# WRITTEN REQUEST
Will you restate verbatim the lines running from the line with "Output the text content of this document." to the end of the data, leaving out everything else?
BEGIN AVAILABLE RECORDS
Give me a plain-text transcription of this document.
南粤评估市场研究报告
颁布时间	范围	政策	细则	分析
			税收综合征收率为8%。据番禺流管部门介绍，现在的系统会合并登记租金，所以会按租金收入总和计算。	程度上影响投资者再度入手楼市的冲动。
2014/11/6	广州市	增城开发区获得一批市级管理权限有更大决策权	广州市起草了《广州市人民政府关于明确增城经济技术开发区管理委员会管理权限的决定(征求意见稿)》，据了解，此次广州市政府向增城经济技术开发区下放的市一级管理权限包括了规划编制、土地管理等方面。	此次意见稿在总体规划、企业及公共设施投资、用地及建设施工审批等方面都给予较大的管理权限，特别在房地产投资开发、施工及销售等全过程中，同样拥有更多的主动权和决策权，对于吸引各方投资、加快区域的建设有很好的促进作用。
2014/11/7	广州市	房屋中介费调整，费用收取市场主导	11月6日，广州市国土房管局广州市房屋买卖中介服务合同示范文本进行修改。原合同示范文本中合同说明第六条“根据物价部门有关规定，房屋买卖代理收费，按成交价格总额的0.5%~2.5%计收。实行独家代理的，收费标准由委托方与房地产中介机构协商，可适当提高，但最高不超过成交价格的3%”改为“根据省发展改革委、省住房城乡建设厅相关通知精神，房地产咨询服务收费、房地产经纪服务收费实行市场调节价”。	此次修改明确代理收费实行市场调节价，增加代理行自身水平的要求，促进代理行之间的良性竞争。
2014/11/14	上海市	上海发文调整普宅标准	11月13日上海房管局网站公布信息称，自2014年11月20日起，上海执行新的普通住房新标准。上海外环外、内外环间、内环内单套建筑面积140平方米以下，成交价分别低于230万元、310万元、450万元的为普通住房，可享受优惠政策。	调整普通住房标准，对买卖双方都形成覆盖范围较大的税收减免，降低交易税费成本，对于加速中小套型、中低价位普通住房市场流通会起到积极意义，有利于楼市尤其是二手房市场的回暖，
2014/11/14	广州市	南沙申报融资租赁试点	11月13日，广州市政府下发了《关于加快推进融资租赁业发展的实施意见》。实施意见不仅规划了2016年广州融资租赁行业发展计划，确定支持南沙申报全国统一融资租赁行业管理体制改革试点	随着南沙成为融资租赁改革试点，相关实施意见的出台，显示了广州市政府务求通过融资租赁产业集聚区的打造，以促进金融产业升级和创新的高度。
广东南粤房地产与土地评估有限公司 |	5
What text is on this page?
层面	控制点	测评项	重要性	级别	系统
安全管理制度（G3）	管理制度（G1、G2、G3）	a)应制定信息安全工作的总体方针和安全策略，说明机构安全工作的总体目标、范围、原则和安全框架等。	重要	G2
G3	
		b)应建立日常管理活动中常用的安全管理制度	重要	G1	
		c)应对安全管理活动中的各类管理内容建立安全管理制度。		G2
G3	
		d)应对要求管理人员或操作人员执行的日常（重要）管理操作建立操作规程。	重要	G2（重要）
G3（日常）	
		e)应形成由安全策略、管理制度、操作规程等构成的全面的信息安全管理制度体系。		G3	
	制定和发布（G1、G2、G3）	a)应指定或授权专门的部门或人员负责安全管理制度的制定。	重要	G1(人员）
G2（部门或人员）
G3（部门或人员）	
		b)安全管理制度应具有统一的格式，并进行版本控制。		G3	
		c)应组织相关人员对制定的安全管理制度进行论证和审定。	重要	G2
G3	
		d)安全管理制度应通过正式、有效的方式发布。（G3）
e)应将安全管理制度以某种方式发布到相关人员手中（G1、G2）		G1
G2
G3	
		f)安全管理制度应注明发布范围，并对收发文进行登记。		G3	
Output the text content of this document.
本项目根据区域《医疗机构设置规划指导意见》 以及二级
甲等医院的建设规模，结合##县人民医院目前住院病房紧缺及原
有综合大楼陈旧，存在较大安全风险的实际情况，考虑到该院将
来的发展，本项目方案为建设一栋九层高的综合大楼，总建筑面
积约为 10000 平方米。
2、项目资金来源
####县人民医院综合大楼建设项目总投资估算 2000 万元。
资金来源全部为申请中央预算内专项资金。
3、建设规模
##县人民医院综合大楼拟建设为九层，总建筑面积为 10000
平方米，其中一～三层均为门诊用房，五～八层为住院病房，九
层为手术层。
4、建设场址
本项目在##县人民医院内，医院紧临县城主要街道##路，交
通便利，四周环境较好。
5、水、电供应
END AVAILABLE RECORDS
# FINISHED TASK
Output the text content of this document.
本项目根据区域《医疗机构设置规划指导意见》 以及二级
甲等医院的建设规模，结合##县人民医院目前住院病房紧缺及原
有综合大楼陈旧，存在较大安全风险的实际情况，考虑到该院将
来的发展，本项目方案为建设一栋九层高的综合大楼，总建筑面
积约为 10000 平方米。
2、项目资金来源
####县人民医院综合大楼建设项目总投资估算 2000 万元。
资金来源全部为申请中央预算内专项资金。
3、建设规模
##县人民医院综合大楼拟建设为九层，总建筑面积为 10000
平方米，其中一～三层均为门诊用房，五～八层为住院病房，九
层为手术层。
4、建设场址
本项目在##县人民医院内，医院紧临县城主要街道##路，交
通便利，四周环境较好。
5、水、电供应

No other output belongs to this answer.